Direction: Reading down the listing below, count the lines where the word "badge" shows up, then give only that count.

##### Raw records

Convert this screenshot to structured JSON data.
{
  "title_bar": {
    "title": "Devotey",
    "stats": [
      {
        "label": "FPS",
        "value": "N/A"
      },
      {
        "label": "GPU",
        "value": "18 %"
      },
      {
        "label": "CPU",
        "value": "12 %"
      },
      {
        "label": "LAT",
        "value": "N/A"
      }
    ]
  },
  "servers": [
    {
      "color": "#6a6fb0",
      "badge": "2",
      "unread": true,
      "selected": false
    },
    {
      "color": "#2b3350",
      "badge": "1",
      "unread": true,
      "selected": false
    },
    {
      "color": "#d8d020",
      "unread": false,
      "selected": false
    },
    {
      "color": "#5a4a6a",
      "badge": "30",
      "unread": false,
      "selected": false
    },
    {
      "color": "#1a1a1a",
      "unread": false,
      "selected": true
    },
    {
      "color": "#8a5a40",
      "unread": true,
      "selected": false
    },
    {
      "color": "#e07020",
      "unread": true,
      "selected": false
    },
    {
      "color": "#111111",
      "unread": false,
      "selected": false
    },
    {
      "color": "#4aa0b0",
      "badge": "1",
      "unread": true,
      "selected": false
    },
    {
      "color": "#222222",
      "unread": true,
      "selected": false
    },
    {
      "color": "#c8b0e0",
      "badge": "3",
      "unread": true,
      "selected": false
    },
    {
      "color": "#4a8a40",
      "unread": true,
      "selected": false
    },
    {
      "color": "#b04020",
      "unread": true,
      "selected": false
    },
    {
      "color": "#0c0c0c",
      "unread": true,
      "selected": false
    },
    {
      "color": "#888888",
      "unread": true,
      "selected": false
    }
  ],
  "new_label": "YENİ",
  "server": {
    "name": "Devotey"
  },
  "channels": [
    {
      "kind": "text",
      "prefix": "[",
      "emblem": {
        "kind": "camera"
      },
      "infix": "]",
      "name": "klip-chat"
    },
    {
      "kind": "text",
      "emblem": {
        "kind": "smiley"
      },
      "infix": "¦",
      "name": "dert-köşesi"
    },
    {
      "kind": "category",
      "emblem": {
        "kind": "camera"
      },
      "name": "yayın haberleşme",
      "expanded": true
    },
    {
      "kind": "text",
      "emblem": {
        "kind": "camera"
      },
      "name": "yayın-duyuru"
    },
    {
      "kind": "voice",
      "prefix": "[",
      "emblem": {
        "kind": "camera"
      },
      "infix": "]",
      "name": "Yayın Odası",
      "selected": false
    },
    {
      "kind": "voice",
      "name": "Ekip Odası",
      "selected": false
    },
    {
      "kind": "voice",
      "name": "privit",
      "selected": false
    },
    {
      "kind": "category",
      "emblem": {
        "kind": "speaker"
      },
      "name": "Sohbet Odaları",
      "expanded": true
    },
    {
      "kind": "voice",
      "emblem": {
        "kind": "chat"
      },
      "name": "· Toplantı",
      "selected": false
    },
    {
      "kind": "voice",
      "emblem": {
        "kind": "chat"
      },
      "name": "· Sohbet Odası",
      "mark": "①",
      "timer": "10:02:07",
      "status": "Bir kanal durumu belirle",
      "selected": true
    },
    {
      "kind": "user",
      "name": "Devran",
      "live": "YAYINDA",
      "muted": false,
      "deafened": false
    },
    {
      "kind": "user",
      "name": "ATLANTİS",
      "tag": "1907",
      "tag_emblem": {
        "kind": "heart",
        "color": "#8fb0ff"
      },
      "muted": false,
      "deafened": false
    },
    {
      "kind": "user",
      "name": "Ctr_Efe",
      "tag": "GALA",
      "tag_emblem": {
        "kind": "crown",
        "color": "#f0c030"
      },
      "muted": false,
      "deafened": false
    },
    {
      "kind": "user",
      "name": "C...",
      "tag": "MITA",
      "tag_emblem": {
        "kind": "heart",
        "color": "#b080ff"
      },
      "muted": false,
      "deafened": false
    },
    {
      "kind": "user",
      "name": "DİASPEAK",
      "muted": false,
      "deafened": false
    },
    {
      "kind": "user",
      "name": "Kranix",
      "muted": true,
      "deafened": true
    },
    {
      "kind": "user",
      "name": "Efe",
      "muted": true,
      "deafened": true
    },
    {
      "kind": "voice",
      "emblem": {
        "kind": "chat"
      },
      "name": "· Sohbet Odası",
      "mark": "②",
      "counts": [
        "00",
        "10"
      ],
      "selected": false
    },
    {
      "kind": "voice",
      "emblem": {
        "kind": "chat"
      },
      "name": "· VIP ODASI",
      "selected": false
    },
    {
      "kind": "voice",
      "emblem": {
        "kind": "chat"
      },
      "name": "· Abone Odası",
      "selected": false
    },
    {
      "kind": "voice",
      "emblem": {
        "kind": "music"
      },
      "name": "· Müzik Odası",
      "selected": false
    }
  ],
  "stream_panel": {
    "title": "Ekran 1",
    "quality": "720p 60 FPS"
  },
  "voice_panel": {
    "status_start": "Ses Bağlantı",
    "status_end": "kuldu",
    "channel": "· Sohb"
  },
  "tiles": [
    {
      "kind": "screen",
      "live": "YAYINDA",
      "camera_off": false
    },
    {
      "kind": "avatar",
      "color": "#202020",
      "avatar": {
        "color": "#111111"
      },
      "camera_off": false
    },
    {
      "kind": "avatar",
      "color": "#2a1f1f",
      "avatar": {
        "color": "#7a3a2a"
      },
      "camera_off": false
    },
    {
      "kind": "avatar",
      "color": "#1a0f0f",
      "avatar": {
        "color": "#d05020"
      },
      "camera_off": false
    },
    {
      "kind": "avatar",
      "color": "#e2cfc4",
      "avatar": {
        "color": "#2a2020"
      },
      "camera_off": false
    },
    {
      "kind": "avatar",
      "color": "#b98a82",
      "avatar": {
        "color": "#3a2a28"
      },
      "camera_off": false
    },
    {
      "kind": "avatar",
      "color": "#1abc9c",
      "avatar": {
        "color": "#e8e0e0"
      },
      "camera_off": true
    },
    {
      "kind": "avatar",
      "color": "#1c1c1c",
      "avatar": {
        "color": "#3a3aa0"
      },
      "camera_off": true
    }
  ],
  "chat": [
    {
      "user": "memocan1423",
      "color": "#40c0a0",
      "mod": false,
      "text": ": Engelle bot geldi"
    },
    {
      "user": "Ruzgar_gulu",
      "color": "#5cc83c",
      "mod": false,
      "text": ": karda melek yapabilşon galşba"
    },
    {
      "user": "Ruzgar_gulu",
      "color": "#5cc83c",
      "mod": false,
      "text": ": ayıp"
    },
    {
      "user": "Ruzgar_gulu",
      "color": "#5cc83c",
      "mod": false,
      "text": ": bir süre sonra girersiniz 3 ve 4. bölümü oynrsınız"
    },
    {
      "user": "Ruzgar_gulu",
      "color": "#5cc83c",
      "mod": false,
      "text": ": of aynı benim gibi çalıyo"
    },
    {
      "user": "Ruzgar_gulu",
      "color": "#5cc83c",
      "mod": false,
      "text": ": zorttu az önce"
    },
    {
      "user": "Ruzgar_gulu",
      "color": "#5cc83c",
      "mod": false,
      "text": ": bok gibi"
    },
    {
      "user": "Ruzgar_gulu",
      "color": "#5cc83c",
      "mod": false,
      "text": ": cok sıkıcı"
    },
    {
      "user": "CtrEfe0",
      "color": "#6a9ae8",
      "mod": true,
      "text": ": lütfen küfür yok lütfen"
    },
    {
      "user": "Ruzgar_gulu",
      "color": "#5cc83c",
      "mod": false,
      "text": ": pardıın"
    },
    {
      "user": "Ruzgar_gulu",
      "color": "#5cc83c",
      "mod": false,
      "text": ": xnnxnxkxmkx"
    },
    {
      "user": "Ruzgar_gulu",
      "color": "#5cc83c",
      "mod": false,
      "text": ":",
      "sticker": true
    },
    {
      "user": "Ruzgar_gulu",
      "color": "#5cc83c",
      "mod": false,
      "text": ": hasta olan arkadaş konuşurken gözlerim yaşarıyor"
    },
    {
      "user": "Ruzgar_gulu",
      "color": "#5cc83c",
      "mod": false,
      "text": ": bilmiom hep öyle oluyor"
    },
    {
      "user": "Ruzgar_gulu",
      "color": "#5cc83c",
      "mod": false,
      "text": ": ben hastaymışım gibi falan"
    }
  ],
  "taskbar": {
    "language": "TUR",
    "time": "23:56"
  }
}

##########

Answer to this problem: 5